• _Problem description_
Repeat the records verbatim and leave the pictures out of your copy.
———
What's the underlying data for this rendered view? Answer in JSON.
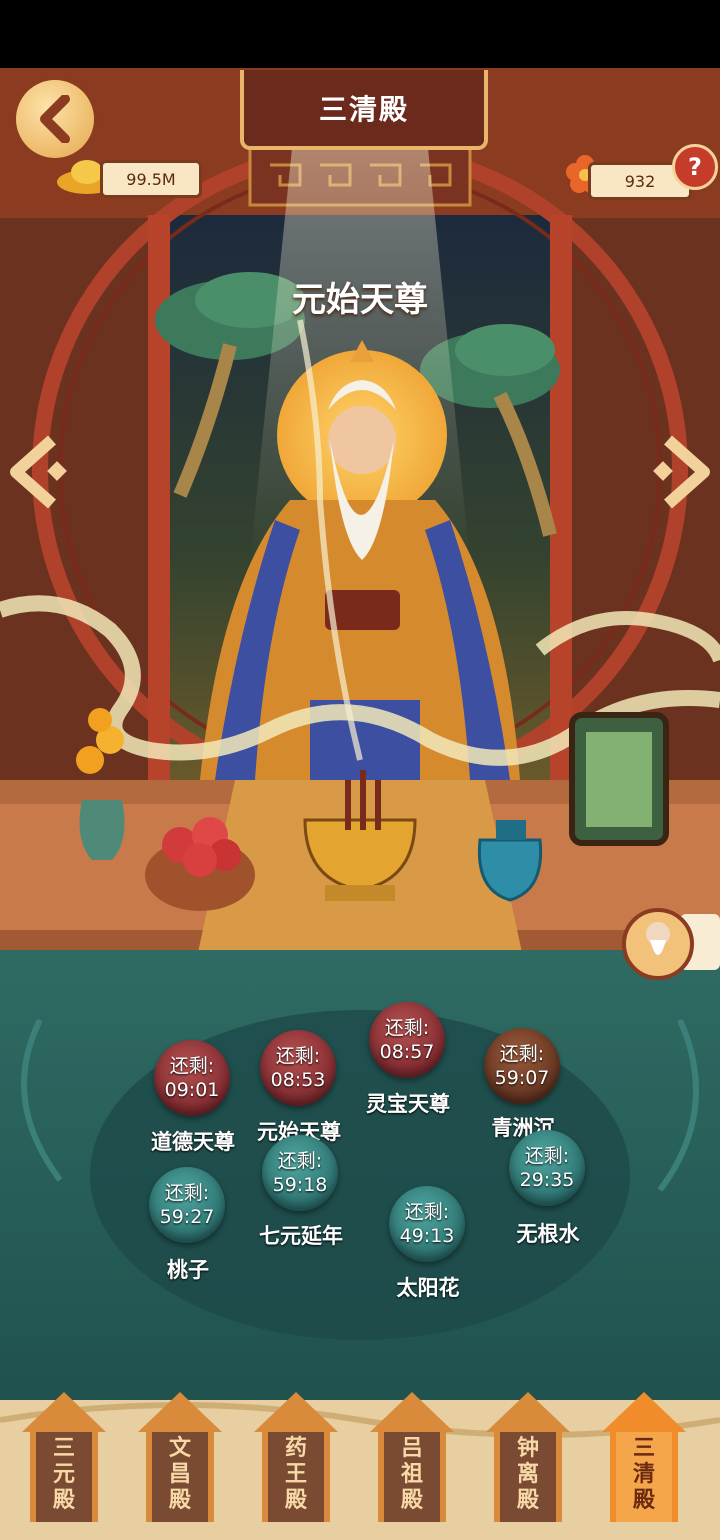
{
  "header": {
    "title": "三清殿"
  },
  "currency": {
    "gold": "99.5M",
    "flowers": "932",
    "help_label": "?"
  },
  "deity": {
    "name": "元始天尊"
  },
  "offerings": [
    {
      "remaining": "还剩:",
      "time": "09:01",
      "name": "道德天尊",
      "color": "red"
    },
    {
      "remaining": "还剩:",
      "time": "08:53",
      "name": "元始天尊",
      "color": "red"
    },
    {
      "remaining": "还剩:",
      "time": "08:57",
      "name": "灵宝天尊",
      "color": "red"
    },
    {
      "remaining": "还剩:",
      "time": "59:07",
      "name": "青洲沉",
      "color": "brown"
    },
    {
      "remaining": "还剩:",
      "time": "59:27",
      "name": "桃子",
      "color": "green"
    },
    {
      "remaining": "还剩:",
      "time": "59:18",
      "name": "七元延年",
      "color": "green"
    },
    {
      "remaining": "还剩:",
      "time": "49:13",
      "name": "太阳花",
      "color": "green"
    },
    {
      "remaining": "还剩:",
      "time": "29:35",
      "name": "无根水",
      "color": "green"
    }
  ],
  "tabs": [
    {
      "chars": [
        "三",
        "元",
        "殿"
      ],
      "active": false
    },
    {
      "chars": [
        "文",
        "昌",
        "殿"
      ],
      "active": false
    },
    {
      "chars": [
        "药",
        "王",
        "殿"
      ],
      "active": false
    },
    {
      "chars": [
        "吕",
        "祖",
        "殿"
      ],
      "active": false
    },
    {
      "chars": [
        "钟",
        "离",
        "殿"
      ],
      "active": false
    },
    {
      "chars": [
        "三",
        "清",
        "殿"
      ],
      "active": true
    }
  ],
  "colors": {
    "accent": "#e9b56b",
    "wood": "#8a3b20",
    "floor": "#215a56",
    "tab": "#7a4a32",
    "tab_active": "#f08c2a"
  }
}
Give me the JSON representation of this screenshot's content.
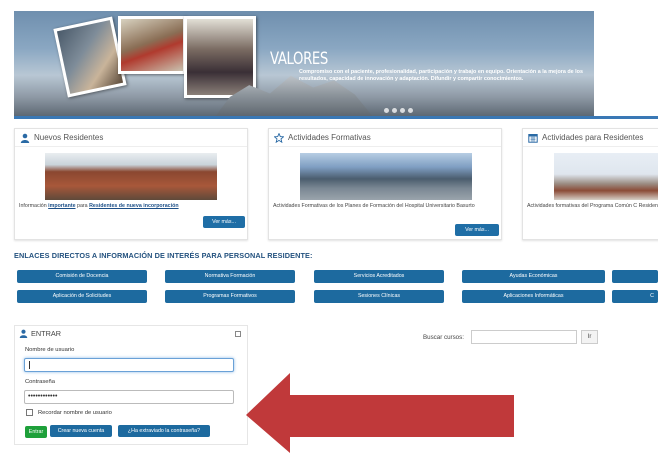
{
  "banner": {
    "title": "VALORES",
    "text": "Compromiso con el paciente, profesionalidad, participación y trabajo en equipo. Orientación a la mejora de los resultados, capacidad de innovación y adaptación. Difundir y compartir conocimientos."
  },
  "boxes": [
    {
      "title": "Nuevos Residentes",
      "icon": "user-icon",
      "desc_prefix": "Información ",
      "desc_link1": "importante",
      "desc_mid": " para ",
      "desc_link2": "Residentes de nueva incorporación",
      "button": "Ver más..."
    },
    {
      "title": "Actividades Formativas",
      "icon": "star-icon",
      "desc": "Actividades Formativas de los Planes de Formación del Hospital Universitario Basurto",
      "button": "Ver más..."
    },
    {
      "title": "Actividades para Residentes",
      "icon": "calendar-icon",
      "desc": "Actividades formativas del Programa Común C Residente"
    }
  ],
  "links": {
    "title": "ENLACES DIRECTOS A INFORMACIÓN DE INTERÉS PARA PERSONAL RESIDENTE:",
    "row1": [
      "Comisión de Docencia",
      "Normativa Formación",
      "Servicios Acreditados",
      "Ayudas Económicas",
      ""
    ],
    "row2": [
      "Aplicación de Solicitudes",
      "Programas Formativos",
      "Sesiones Clínicas",
      "Aplicaciones Informáticas",
      "C"
    ]
  },
  "login": {
    "title": "ENTRAR",
    "username_label": "Nombre de usuario",
    "username_value": "",
    "password_label": "Contraseña",
    "password_value": "••••••••••••",
    "remember_label": "Recordar nombre de usuario",
    "enter_button": "Entrar",
    "create_button": "Crear nueva cuenta",
    "forgot_button": "¿Ha extraviado la contraseña?"
  },
  "search": {
    "label": "Buscar cursos:",
    "button": "Ir"
  },
  "colors": {
    "accent_blue": "#1d6a9f",
    "heading_blue": "#24527f",
    "enter_green": "#1ea03a",
    "arrow_red": "#c0393a"
  }
}
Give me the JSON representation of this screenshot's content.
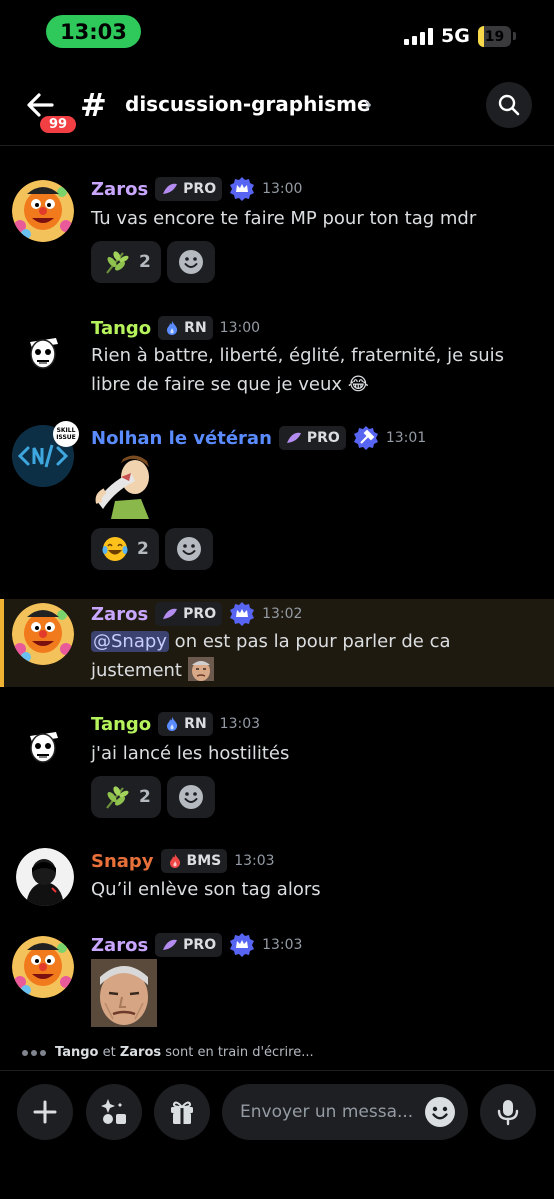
{
  "status": {
    "time": "13:03",
    "network": "5G",
    "battery": "19",
    "battery_level": 0.19
  },
  "header": {
    "unread_badge": "99",
    "channel": "discussion-graphisme"
  },
  "messages": [
    {
      "author": "Zaros",
      "author_color": "#c9a6ff",
      "tag": "PRO",
      "time": "13:00",
      "text": "Tu vas encore te faire MP pour ton tag mdr",
      "reaction_count": "2"
    },
    {
      "author": "Tango",
      "author_color": "#b5f25c",
      "tag": "RN",
      "time": "13:00",
      "text": "Rien à battre, liberté, églité, fraternité, je suis libre de faire se que je veux 😂"
    },
    {
      "author": "Nolhan le vétéran",
      "author_color": "#5b8cff",
      "tag": "PRO",
      "time": "13:01",
      "avatar_label": "SKILL ISSUE",
      "reaction_count": "2"
    },
    {
      "author": "Zaros",
      "author_color": "#c9a6ff",
      "tag": "PRO",
      "time": "13:02",
      "mention": "@Snapy",
      "text": " on est pas la pour parler de ca justement"
    },
    {
      "author": "Tango",
      "author_color": "#b5f25c",
      "tag": "RN",
      "time": "13:03",
      "text": "j'ai lancé les hostilités",
      "reaction_count": "2"
    },
    {
      "author": "Snapy",
      "author_color": "#e8703a",
      "tag": "BMS",
      "time": "13:03",
      "text": "Qu’il enlève son tag alors"
    },
    {
      "author": "Zaros",
      "author_color": "#c9a6ff",
      "tag": "PRO",
      "time": "13:03"
    }
  ],
  "typing": {
    "user1": "Tango",
    "joiner": " et ",
    "user2": "Zaros",
    "suffix": " sont en train d'écrire..."
  },
  "composer": {
    "placeholder": "Envoyer un messa..."
  }
}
———
• _Full output_
What's the underlying data for this rendered view? Answer in JSON.
{
  "header": {
    "title": "三清殿"
  },
  "currency": {
    "gold": "99.5M",
    "flowers": "932",
    "help_label": "?"
  },
  "deity": {
    "name": "元始天尊"
  },
  "offerings": [
    {
      "remaining": "还剩:",
      "time": "09:01",
      "name": "道德天尊",
      "color": "red"
    },
    {
      "remaining": "还剩:",
      "time": "08:53",
      "name": "元始天尊",
      "color": "red"
    },
    {
      "remaining": "还剩:",
      "time": "08:57",
      "name": "灵宝天尊",
      "color": "red"
    },
    {
      "remaining": "还剩:",
      "time": "59:07",
      "name": "青洲沉",
      "color": "brown"
    },
    {
      "remaining": "还剩:",
      "time": "59:27",
      "name": "桃子",
      "color": "green"
    },
    {
      "remaining": "还剩:",
      "time": "59:18",
      "name": "七元延年",
      "color": "green"
    },
    {
      "remaining": "还剩:",
      "time": "49:13",
      "name": "太阳花",
      "color": "green"
    },
    {
      "remaining": "还剩:",
      "time": "29:35",
      "name": "无根水",
      "color": "green"
    }
  ],
  "tabs": [
    {
      "chars": [
        "三",
        "元",
        "殿"
      ],
      "active": false
    },
    {
      "chars": [
        "文",
        "昌",
        "殿"
      ],
      "active": false
    },
    {
      "chars": [
        "药",
        "王",
        "殿"
      ],
      "active": false
    },
    {
      "chars": [
        "吕",
        "祖",
        "殿"
      ],
      "active": false
    },
    {
      "chars": [
        "钟",
        "离",
        "殿"
      ],
      "active": false
    },
    {
      "chars": [
        "三",
        "清",
        "殿"
      ],
      "active": true
    }
  ],
  "colors": {
    "accent": "#e9b56b",
    "wood": "#8a3b20",
    "floor": "#215a56",
    "tab": "#7a4a32",
    "tab_active": "#f08c2a"
  }
}
Give me the JSON representation of this screenshot's content.
{
  "banner": {
    "title": "VALORES",
    "text": "Compromiso con el paciente, profesionalidad, participación y trabajo en equipo. Orientación a la mejora de los resultados, capacidad de innovación y adaptación. Difundir y compartir conocimientos."
  },
  "boxes": [
    {
      "title": "Nuevos Residentes",
      "icon": "user-icon",
      "desc_prefix": "Información ",
      "desc_link1": "importante",
      "desc_mid": " para ",
      "desc_link2": "Residentes de nueva incorporación",
      "button": "Ver más..."
    },
    {
      "title": "Actividades Formativas",
      "icon": "star-icon",
      "desc": "Actividades Formativas de los Planes de Formación del Hospital Universitario Basurto",
      "button": "Ver más..."
    },
    {
      "title": "Actividades para Residentes",
      "icon": "calendar-icon",
      "desc": "Actividades formativas del Programa Común C Residente"
    }
  ],
  "links": {
    "title": "ENLACES DIRECTOS A INFORMACIÓN DE INTERÉS PARA PERSONAL RESIDENTE:",
    "row1": [
      "Comisión de Docencia",
      "Normativa Formación",
      "Servicios Acreditados",
      "Ayudas Económicas",
      ""
    ],
    "row2": [
      "Aplicación de Solicitudes",
      "Programas Formativos",
      "Sesiones Clínicas",
      "Aplicaciones Informáticas",
      "C"
    ]
  },
  "login": {
    "title": "ENTRAR",
    "username_label": "Nombre de usuario",
    "username_value": "",
    "password_label": "Contraseña",
    "password_value": "••••••••••••",
    "remember_label": "Recordar nombre de usuario",
    "enter_button": "Entrar",
    "create_button": "Crear nueva cuenta",
    "forgot_button": "¿Ha extraviado la contraseña?"
  },
  "search": {
    "label": "Buscar cursos:",
    "button": "Ir"
  },
  "colors": {
    "accent_blue": "#1d6a9f",
    "heading_blue": "#24527f",
    "enter_green": "#1ea03a",
    "arrow_red": "#c0393a"
  }
}
Give me the JSON representation of this screenshot's content.
{
  "status": {
    "time": "13:03",
    "network": "5G",
    "battery": "19",
    "battery_level": 0.19
  },
  "header": {
    "unread_badge": "99",
    "channel": "discussion-graphisme"
  },
  "messages": [
    {
      "author": "Zaros",
      "author_color": "#c9a6ff",
      "tag": "PRO",
      "time": "13:00",
      "text": "Tu vas encore te faire MP pour ton tag mdr",
      "reaction_count": "2"
    },
    {
      "author": "Tango",
      "author_color": "#b5f25c",
      "tag": "RN",
      "time": "13:00",
      "text": "Rien à battre, liberté, églité, fraternité, je suis libre de faire se que je veux 😂"
    },
    {
      "author": "Nolhan le vétéran",
      "author_color": "#5b8cff",
      "tag": "PRO",
      "time": "13:01",
      "avatar_label": "SKILL ISSUE",
      "reaction_count": "2"
    },
    {
      "author": "Zaros",
      "author_color": "#c9a6ff",
      "tag": "PRO",
      "time": "13:02",
      "mention": "@Snapy",
      "text": " on est pas la pour parler de ca justement"
    },
    {
      "author": "Tango",
      "author_color": "#b5f25c",
      "tag": "RN",
      "time": "13:03",
      "text": "j'ai lancé les hostilités",
      "reaction_count": "2"
    },
    {
      "author": "Snapy",
      "author_color": "#e8703a",
      "tag": "BMS",
      "time": "13:03",
      "text": "Qu’il enlève son tag alors"
    },
    {
      "author": "Zaros",
      "author_color": "#c9a6ff",
      "tag": "PRO",
      "time": "13:03"
    }
  ],
  "typing": {
    "user1": "Tango",
    "joiner": " et ",
    "user2": "Zaros",
    "suffix": " sont en train d'écrire..."
  },
  "composer": {
    "placeholder": "Envoyer un messa..."
  }
}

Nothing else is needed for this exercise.